→ **Problem requirements**:
Your task is to reproduce the material exactly.

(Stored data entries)

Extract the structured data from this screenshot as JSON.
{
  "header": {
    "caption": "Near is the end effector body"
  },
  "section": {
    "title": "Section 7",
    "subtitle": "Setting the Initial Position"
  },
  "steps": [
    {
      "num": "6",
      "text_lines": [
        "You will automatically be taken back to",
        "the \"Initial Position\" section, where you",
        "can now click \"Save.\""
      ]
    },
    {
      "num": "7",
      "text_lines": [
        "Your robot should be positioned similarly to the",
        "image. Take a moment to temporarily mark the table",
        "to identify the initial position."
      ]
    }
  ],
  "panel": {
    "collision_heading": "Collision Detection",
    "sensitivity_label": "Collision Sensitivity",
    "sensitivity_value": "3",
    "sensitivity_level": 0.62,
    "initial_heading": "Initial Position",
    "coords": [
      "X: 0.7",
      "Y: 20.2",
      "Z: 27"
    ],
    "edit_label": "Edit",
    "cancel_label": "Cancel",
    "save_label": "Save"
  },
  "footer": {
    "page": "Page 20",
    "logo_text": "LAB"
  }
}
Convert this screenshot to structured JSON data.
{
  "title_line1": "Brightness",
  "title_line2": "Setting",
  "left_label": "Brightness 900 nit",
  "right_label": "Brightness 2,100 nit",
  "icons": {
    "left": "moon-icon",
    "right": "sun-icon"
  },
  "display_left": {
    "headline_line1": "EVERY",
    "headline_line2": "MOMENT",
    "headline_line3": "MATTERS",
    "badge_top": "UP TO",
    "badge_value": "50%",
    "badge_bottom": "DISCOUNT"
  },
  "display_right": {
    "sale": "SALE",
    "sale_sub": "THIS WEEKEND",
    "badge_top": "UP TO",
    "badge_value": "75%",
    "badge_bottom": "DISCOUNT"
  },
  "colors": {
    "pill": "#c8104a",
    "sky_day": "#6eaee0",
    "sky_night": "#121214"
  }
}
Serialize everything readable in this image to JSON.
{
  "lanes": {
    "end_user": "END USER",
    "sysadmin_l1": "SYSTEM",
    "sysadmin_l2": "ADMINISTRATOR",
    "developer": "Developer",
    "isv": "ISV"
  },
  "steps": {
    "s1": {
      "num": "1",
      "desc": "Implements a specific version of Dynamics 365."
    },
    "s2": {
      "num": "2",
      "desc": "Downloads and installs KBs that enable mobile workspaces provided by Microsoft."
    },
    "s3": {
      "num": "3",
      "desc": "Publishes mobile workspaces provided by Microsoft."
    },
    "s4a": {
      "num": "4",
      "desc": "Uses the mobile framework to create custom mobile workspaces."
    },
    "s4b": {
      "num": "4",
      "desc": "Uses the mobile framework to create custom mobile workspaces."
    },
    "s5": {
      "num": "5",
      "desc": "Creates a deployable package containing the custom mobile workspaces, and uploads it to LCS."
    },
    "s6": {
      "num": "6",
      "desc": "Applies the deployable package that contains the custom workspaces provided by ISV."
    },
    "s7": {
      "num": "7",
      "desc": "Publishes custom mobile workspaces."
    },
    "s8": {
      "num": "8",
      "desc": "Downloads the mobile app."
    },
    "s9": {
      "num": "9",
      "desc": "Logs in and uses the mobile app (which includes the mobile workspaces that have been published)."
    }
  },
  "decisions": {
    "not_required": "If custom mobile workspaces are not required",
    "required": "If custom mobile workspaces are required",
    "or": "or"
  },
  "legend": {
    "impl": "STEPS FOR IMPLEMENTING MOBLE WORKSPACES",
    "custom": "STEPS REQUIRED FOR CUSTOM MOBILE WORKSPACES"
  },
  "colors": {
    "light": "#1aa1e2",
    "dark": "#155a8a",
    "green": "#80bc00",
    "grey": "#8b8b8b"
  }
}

→ **Completed task**:
Extract the structured data from this screenshot as JSON.
{
  "header": {
    "caption": "Near is the end effector body"
  },
  "section": {
    "title": "Section 7",
    "subtitle": "Setting the Initial Position"
  },
  "steps": [
    {
      "num": "6",
      "text_lines": [
        "You will automatically be taken back to",
        "the \"Initial Position\" section, where you",
        "can now click \"Save.\""
      ]
    },
    {
      "num": "7",
      "text_lines": [
        "Your robot should be positioned similarly to the",
        "image. Take a moment to temporarily mark the table",
        "to identify the initial position."
      ]
    }
  ],
  "panel": {
    "collision_heading": "Collision Detection",
    "sensitivity_label": "Collision Sensitivity",
    "sensitivity_value": "3",
    "sensitivity_level": 0.62,
    "initial_heading": "Initial Position",
    "coords": [
      "X: 0.7",
      "Y: 20.2",
      "Z: 27"
    ],
    "edit_label": "Edit",
    "cancel_label": "Cancel",
    "save_label": "Save"
  },
  "footer": {
    "page": "Page 20",
    "logo_text": "LAB"
  }
}
Convert this screenshot to structured JSON data.
{
  "title_line1": "Brightness",
  "title_line2": "Setting",
  "left_label": "Brightness 900 nit",
  "right_label": "Brightness 2,100 nit",
  "icons": {
    "left": "moon-icon",
    "right": "sun-icon"
  },
  "display_left": {
    "headline_line1": "EVERY",
    "headline_line2": "MOMENT",
    "headline_line3": "MATTERS",
    "badge_top": "UP TO",
    "badge_value": "50%",
    "badge_bottom": "DISCOUNT"
  },
  "display_right": {
    "sale": "SALE",
    "sale_sub": "THIS WEEKEND",
    "badge_top": "UP TO",
    "badge_value": "75%",
    "badge_bottom": "DISCOUNT"
  },
  "colors": {
    "pill": "#c8104a",
    "sky_day": "#6eaee0",
    "sky_night": "#121214"
  }
}
Serialize everything readable in this image to JSON.
{
  "lanes": {
    "end_user": "END USER",
    "sysadmin_l1": "SYSTEM",
    "sysadmin_l2": "ADMINISTRATOR",
    "developer": "Developer",
    "isv": "ISV"
  },
  "steps": {
    "s1": {
      "num": "1",
      "desc": "Implements a specific version of Dynamics 365."
    },
    "s2": {
      "num": "2",
      "desc": "Downloads and installs KBs that enable mobile workspaces provided by Microsoft."
    },
    "s3": {
      "num": "3",
      "desc": "Publishes mobile workspaces provided by Microsoft."
    },
    "s4a": {
      "num": "4",
      "desc": "Uses the mobile framework to create custom mobile workspaces."
    },
    "s4b": {
      "num": "4",
      "desc": "Uses the mobile framework to create custom mobile workspaces."
    },
    "s5": {
      "num": "5",
      "desc": "Creates a deployable package containing the custom mobile workspaces, and uploads it to LCS."
    },
    "s6": {
      "num": "6",
      "desc": "Applies the deployable package that contains the custom workspaces provided by ISV."
    },
    "s7": {
      "num": "7",
      "desc": "Publishes custom mobile workspaces."
    },
    "s8": {
      "num": "8",
      "desc": "Downloads the mobile app."
    },
    "s9": {
      "num": "9",
      "desc": "Logs in and uses the mobile app (which includes the mobile workspaces that have been published)."
    }
  },
  "decisions": {
    "not_required": "If custom mobile workspaces are not required",
    "required": "If custom mobile workspaces are required",
    "or": "or"
  },
  "legend": {
    "impl": "STEPS FOR IMPLEMENTING MOBLE WORKSPACES",
    "custom": "STEPS REQUIRED FOR CUSTOM MOBILE WORKSPACES"
  },
  "colors": {
    "light": "#1aa1e2",
    "dark": "#155a8a",
    "green": "#80bc00",
    "grey": "#8b8b8b"
  }
}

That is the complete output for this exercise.